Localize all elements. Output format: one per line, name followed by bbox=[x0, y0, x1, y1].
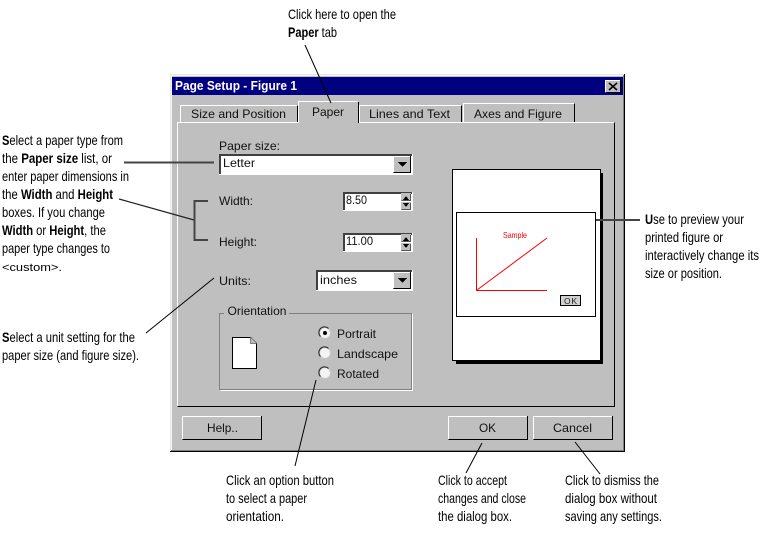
callout: OK: changes and close bbox=[438, 490, 526, 506]
dropdown: units bbox=[316, 270, 412, 290]
callout: OK: the dialog box. bbox=[438, 508, 512, 524]
callout: Cancel: dialog box without bbox=[565, 490, 657, 506]
callout: paper type: the Paper size list, or bbox=[2, 150, 112, 166]
label: Height: Height: bbox=[219, 235, 257, 249]
sample chart: Sample bbox=[503, 230, 527, 240]
arrow: OK button bbox=[466, 443, 482, 473]
label: Paper size: Paper size: bbox=[219, 139, 280, 153]
spinner bbox=[401, 234, 411, 251]
tab: Size and Position bbox=[180, 106, 298, 122]
callout: option button bbox=[226, 472, 334, 524]
arrow: paper size bbox=[124, 162, 214, 164]
input: width: 8.50 bbox=[346, 193, 367, 207]
icon: close button bbox=[605, 80, 621, 93]
tab: Axes and Figure bbox=[464, 104, 574, 122]
callout: paper type: Width or Height, the bbox=[2, 222, 106, 238]
radio: landscape: Landscape bbox=[337, 347, 398, 361]
tab: Lines and Text bbox=[360, 106, 462, 122]
tab panel bbox=[178, 122, 614, 406]
group box: orientation: Orientation bbox=[228, 304, 286, 318]
callout: paper tab: Paper tab bbox=[288, 24, 337, 40]
callout: OK: Click to accept bbox=[438, 472, 507, 488]
arrow: width and height bracket bbox=[119, 199, 208, 240]
arrow: preview bbox=[596, 219, 640, 221]
callout: preview: printed figure or bbox=[645, 229, 723, 245]
icon: page bbox=[232, 338, 256, 368]
callout: Cancel: saving any settings. bbox=[565, 508, 662, 524]
callout: paper type: paper type changes to bbox=[2, 240, 110, 256]
group box: orientation bbox=[220, 304, 413, 391]
radio: rotated: Rotated bbox=[337, 367, 379, 381]
callout: option button: Click an option button bbox=[226, 472, 334, 488]
callout: paper type: boxes. If you change bbox=[2, 204, 105, 220]
dropdown: paper size bbox=[220, 154, 412, 174]
radio: portrait bbox=[319, 327, 377, 341]
label: Units: Units: bbox=[219, 274, 251, 288]
button: Cancel: Cancel bbox=[553, 421, 592, 435]
arrow: Cancel button bbox=[575, 442, 600, 474]
callout: paper type: <custom>. bbox=[2, 262, 62, 274]
tab: Size and Position: Size and Position bbox=[191, 107, 286, 121]
callout: paper tab bbox=[288, 6, 396, 40]
dialog window bbox=[170, 74, 625, 452]
tab: Paper (active) bbox=[298, 102, 358, 124]
arrow: units bbox=[146, 278, 214, 333]
callout: option button: orientation. bbox=[226, 508, 284, 524]
title bar: Page Setup - Figure 1 bbox=[175, 79, 297, 93]
callout: preview: size or position. bbox=[645, 265, 722, 281]
arrow: paper tab bbox=[305, 45, 331, 103]
tab: Lines and Text: Lines and Text bbox=[369, 107, 451, 121]
button: Help: Help.. bbox=[207, 421, 238, 435]
callout: paper tab: Click here to open the bbox=[288, 6, 396, 22]
label: Width: Width: bbox=[219, 194, 253, 208]
callout: paper type: enter paper dimensions in bbox=[2, 168, 129, 184]
dropdown: units: inches bbox=[320, 273, 357, 287]
tab: Axes and Figure: Axes and Figure bbox=[474, 107, 562, 121]
paper preview bbox=[452, 170, 603, 364]
input: height bbox=[344, 234, 412, 252]
callout: preview: Use to preview your bbox=[645, 211, 744, 227]
radio: rotated bbox=[319, 367, 379, 381]
callout: unit setting bbox=[2, 329, 139, 363]
callout: Cancel bbox=[565, 472, 662, 524]
dropdown: paper size: Letter bbox=[223, 156, 255, 170]
callout: OK bbox=[438, 472, 526, 524]
tab: Paper (active): Paper bbox=[312, 105, 344, 119]
callout: paper type bbox=[2, 132, 129, 274]
callout: paper type: the Width and Height bbox=[2, 186, 113, 202]
arrow: rotated option bbox=[295, 380, 316, 466]
radio: portrait: Portrait bbox=[337, 327, 377, 341]
callout: Cancel: Click to dismiss the bbox=[565, 472, 659, 488]
callout: unit setting: Select a unit setting for the bbox=[2, 329, 135, 345]
button: OK: OK bbox=[479, 421, 496, 435]
button: Cancel bbox=[534, 416, 612, 440]
callout: unit setting: paper size (and figure size). bbox=[2, 347, 139, 363]
input: width bbox=[344, 192, 412, 210]
callout: paper type: Select a paper type from bbox=[2, 132, 123, 148]
spinner bbox=[401, 193, 411, 210]
button: Help bbox=[182, 416, 262, 440]
title bar bbox=[172, 77, 623, 95]
input: height: 11.00 bbox=[346, 234, 373, 248]
callout: option button: to select a paper bbox=[226, 490, 307, 506]
figure preview bbox=[456, 212, 596, 316]
button: OK bbox=[448, 416, 528, 440]
preview OK button: OK bbox=[564, 296, 577, 306]
callout: preview bbox=[645, 211, 759, 281]
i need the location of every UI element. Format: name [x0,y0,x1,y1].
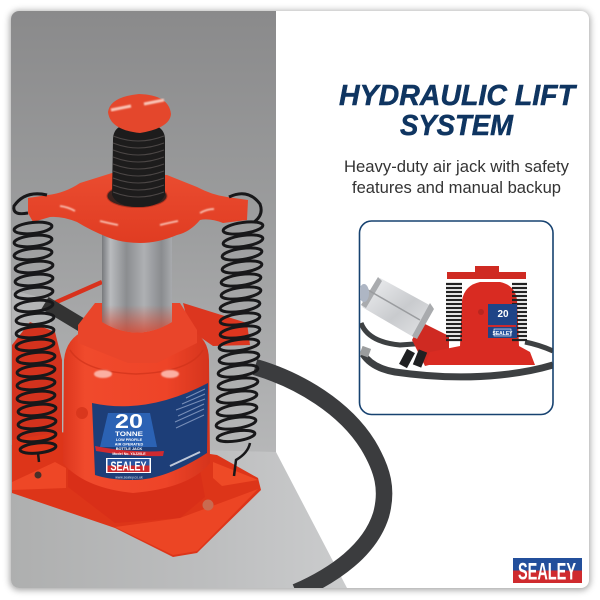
inset: jack label: SEALEY [492,331,513,337]
inset: air cylinder [359,277,434,339]
description: features and manual backup [352,179,561,197]
saddle plate [28,173,248,243]
panel: grey wall [11,11,276,452]
side boss [76,407,88,419]
air hose [255,367,384,592]
jack: base plate [12,432,261,557]
label: product sticker: 20 [115,411,143,433]
jack: body [63,330,210,493]
base: left corner [12,462,66,490]
label: product sticker [92,383,208,480]
inset: spring right [512,284,527,340]
label: product sticker: LOW PROFILE [116,438,143,442]
label: product sticker: AIR OPERATED [115,442,143,446]
jack: rear parts [12,282,250,450]
jack: chrome ram [102,235,172,332]
panel: floor [11,445,347,588]
jack: hex collar [78,303,197,348]
label logo: SEALEY [110,458,147,474]
inset photo panel [359,221,553,414]
saddle highlights [60,206,214,225]
inset: handles [403,351,423,366]
label: product sticker: BOTTLE JACK [116,447,143,451]
base: front corner [115,489,258,555]
right spring [215,194,264,476]
left spring [14,194,56,462]
inset: red connector [412,322,449,366]
inset: jack label: 20 [497,309,509,320]
saddle hole [106,189,168,208]
description: Heavy-duty air jack with safety [344,158,570,176]
inset: rear hoses [361,323,428,345]
label: product sticker: TONNE [115,431,144,438]
description [344,158,570,197]
screw thread [112,125,165,207]
inset: spring left [446,284,462,340]
label: product sticker: www.sealey.co.uk [115,476,143,480]
base: right corner [213,462,258,486]
highlights on body [94,370,179,378]
jack cap [108,94,171,133]
inset: jack [425,266,535,365]
title: SYSTEM [400,110,514,142]
title [339,80,578,142]
inset: front hose [363,354,553,377]
label: product sticker: Model No. YAJ20LE [112,452,146,456]
jack: shoulder line [70,350,203,374]
inset: jack label [488,304,517,338]
base: raised centre [68,470,205,523]
title: HYDRAULIC LIFT [339,80,578,112]
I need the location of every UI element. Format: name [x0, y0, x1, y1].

* * * * * * * * *

- [SET EXERCISE]: Rewrite all the entries above, putting "product label" wherever "product sticker" appears and keeping every other line unchanged. Leave out the pictures.

- [ANSWER TO THIS TASK]:
Localize all elements. Output format: one per line, name followed by bbox=[x0, y0, x1, y1].
callout: OK: changes and close bbox=[438, 490, 526, 506]
dropdown: units bbox=[316, 270, 412, 290]
callout: OK: the dialog box. bbox=[438, 508, 512, 524]
callout: Cancel: dialog box without bbox=[565, 490, 657, 506]
callout: paper type: the Paper size list, or bbox=[2, 150, 112, 166]
label: Height: Height: bbox=[219, 235, 257, 249]
sample chart: Sample bbox=[503, 230, 527, 240]
arrow: OK button bbox=[466, 443, 482, 473]
label: Paper size: Paper size: bbox=[219, 139, 280, 153]
spinner bbox=[401, 234, 411, 251]
tab: Size and Position bbox=[180, 106, 298, 122]
callout: option button bbox=[226, 472, 334, 524]
arrow: paper size bbox=[124, 162, 214, 164]
input: width: 8.50 bbox=[346, 193, 367, 207]
icon: close button bbox=[605, 80, 621, 93]
tab: Axes and Figure bbox=[464, 104, 574, 122]
callout: paper type: Width or Height, the bbox=[2, 222, 106, 238]
radio: landscape: Landscape bbox=[337, 347, 398, 361]
tab: Lines and Text bbox=[360, 106, 462, 122]
tab panel bbox=[178, 122, 614, 406]
group box: orientation: Orientation bbox=[228, 304, 286, 318]
callout: paper tab: Paper tab bbox=[288, 24, 337, 40]
callout: OK: Click to accept bbox=[438, 472, 507, 488]
arrow: width and height bracket bbox=[119, 199, 208, 240]
arrow: preview bbox=[596, 219, 640, 221]
callout: preview: printed figure or bbox=[645, 229, 723, 245]
icon: page bbox=[232, 338, 256, 368]
callout: Cancel: saving any settings. bbox=[565, 508, 662, 524]
callout: paper type: paper type changes to bbox=[2, 240, 110, 256]
group box: orientation bbox=[220, 304, 413, 391]
radio: rotated: Rotated bbox=[337, 367, 379, 381]
callout: option button: Click an option button bbox=[226, 472, 334, 488]
callout: paper type: boxes. If you change bbox=[2, 204, 105, 220]
dropdown: paper size bbox=[220, 154, 412, 174]
radio: portrait bbox=[319, 327, 377, 341]
label: Units: Units: bbox=[219, 274, 251, 288]
button: Cancel: Cancel bbox=[553, 421, 592, 435]
arrow: Cancel button bbox=[575, 442, 600, 474]
callout: paper type: <custom>. bbox=[2, 262, 62, 274]
tab: Size and Position: Size and Position bbox=[191, 107, 286, 121]
callout: paper tab bbox=[288, 6, 396, 40]
dialog window bbox=[170, 74, 625, 452]
tab: Paper (active) bbox=[298, 102, 358, 124]
arrow: units bbox=[146, 278, 214, 333]
callout: option button: orientation. bbox=[226, 508, 284, 524]
title bar: Page Setup - Figure 1 bbox=[175, 79, 297, 93]
callout: preview: size or position. bbox=[645, 265, 722, 281]
arrow: paper tab bbox=[305, 45, 331, 103]
tab: Lines and Text: Lines and Text bbox=[369, 107, 451, 121]
button: Help: Help.. bbox=[207, 421, 238, 435]
callout: paper tab: Click here to open the bbox=[288, 6, 396, 22]
label: Width: Width: bbox=[219, 194, 253, 208]
callout: paper type: enter paper dimensions in bbox=[2, 168, 129, 184]
dropdown: units: inches bbox=[320, 273, 357, 287]
tab: Axes and Figure: Axes and Figure bbox=[474, 107, 562, 121]
paper preview bbox=[452, 170, 603, 364]
input: height bbox=[344, 234, 412, 252]
callout: preview: Use to preview your bbox=[645, 211, 744, 227]
radio: rotated bbox=[319, 367, 379, 381]
callout: unit setting bbox=[2, 329, 139, 363]
callout: Cancel bbox=[565, 472, 662, 524]
dropdown: paper size: Letter bbox=[223, 156, 255, 170]
callout: OK bbox=[438, 472, 526, 524]
tab: Paper (active): Paper bbox=[312, 105, 344, 119]
callout: paper type bbox=[2, 132, 129, 274]
callout: paper type: the Width and Height bbox=[2, 186, 113, 202]
arrow: rotated option bbox=[295, 380, 316, 466]
radio: portrait: Portrait bbox=[337, 327, 377, 341]
callout: Cancel: Click to dismiss the bbox=[565, 472, 659, 488]
callout: unit setting: Select a unit setting for the bbox=[2, 329, 135, 345]
button: OK: OK bbox=[479, 421, 496, 435]
button: Cancel bbox=[534, 416, 612, 440]
callout: unit setting: paper size (and figure size). bbox=[2, 347, 139, 363]
input: width bbox=[344, 192, 412, 210]
callout: paper type: Select a paper type from bbox=[2, 132, 123, 148]
spinner bbox=[401, 193, 411, 210]
button: Help bbox=[182, 416, 262, 440]
title bar bbox=[172, 77, 623, 95]
input: height: 11.00 bbox=[346, 234, 373, 248]
callout: option button: to select a paper bbox=[226, 490, 307, 506]
figure preview bbox=[456, 212, 596, 316]
button: OK bbox=[448, 416, 528, 440]
preview OK button: OK bbox=[564, 296, 577, 306]
callout: preview bbox=[645, 211, 759, 281]
i need the location of every UI element. Format: name [x0,y0,x1,y1].
inset: jack label: SEALEY [492,331,513,337]
inset: air cylinder [359,277,434,339]
description: features and manual backup [352,179,561,197]
saddle plate [28,173,248,243]
panel: grey wall [11,11,276,452]
side boss [76,407,88,419]
air hose [255,367,384,592]
jack: base plate [12,432,261,557]
label: product label: 20 [115,411,143,433]
jack: body [63,330,210,493]
base: left corner [12,462,66,490]
label: product label [92,383,208,480]
inset: spring right [512,284,527,340]
label: product label: LOW PROFILE [116,438,143,442]
label: product label: AIR OPERATED [115,442,143,446]
jack: rear parts [12,282,250,450]
jack: chrome ram [102,235,172,332]
panel: floor [11,445,347,588]
jack: hex collar [78,303,197,348]
label logo: SEALEY [110,458,147,474]
inset photo panel [359,221,553,414]
saddle highlights [60,206,214,225]
inset: handles [403,351,423,366]
label: product label: BOTTLE JACK [116,447,143,451]
base: front corner [115,489,258,555]
right spring [215,194,264,476]
left spring [14,194,56,462]
inset: red connector [412,322,449,366]
inset: jack label: 20 [497,309,509,320]
saddle hole [106,189,168,208]
description: Heavy-duty air jack with safety [344,158,570,176]
inset: rear hoses [361,323,428,345]
label: product label: TONNE [115,431,144,438]
description [344,158,570,197]
screw thread [112,125,165,207]
inset: spring left [446,284,462,340]
label: product label: www.sealey.co.uk [115,476,143,480]
base: right corner [213,462,258,486]
highlights on body [94,370,179,378]
jack cap [108,94,171,133]
inset: jack [425,266,535,365]
title: SYSTEM [400,110,514,142]
title [339,80,578,142]
inset: front hose [363,354,553,377]
label: product label: Model No. YAJ20LE [112,452,146,456]
jack: shoulder line [70,350,203,374]
inset: jack label [488,304,517,338]
base: raised centre [68,470,205,523]
title: HYDRAULIC LIFT [339,80,578,112]
I need the location of every UI element. Format: name [x0, y0, x1, y1].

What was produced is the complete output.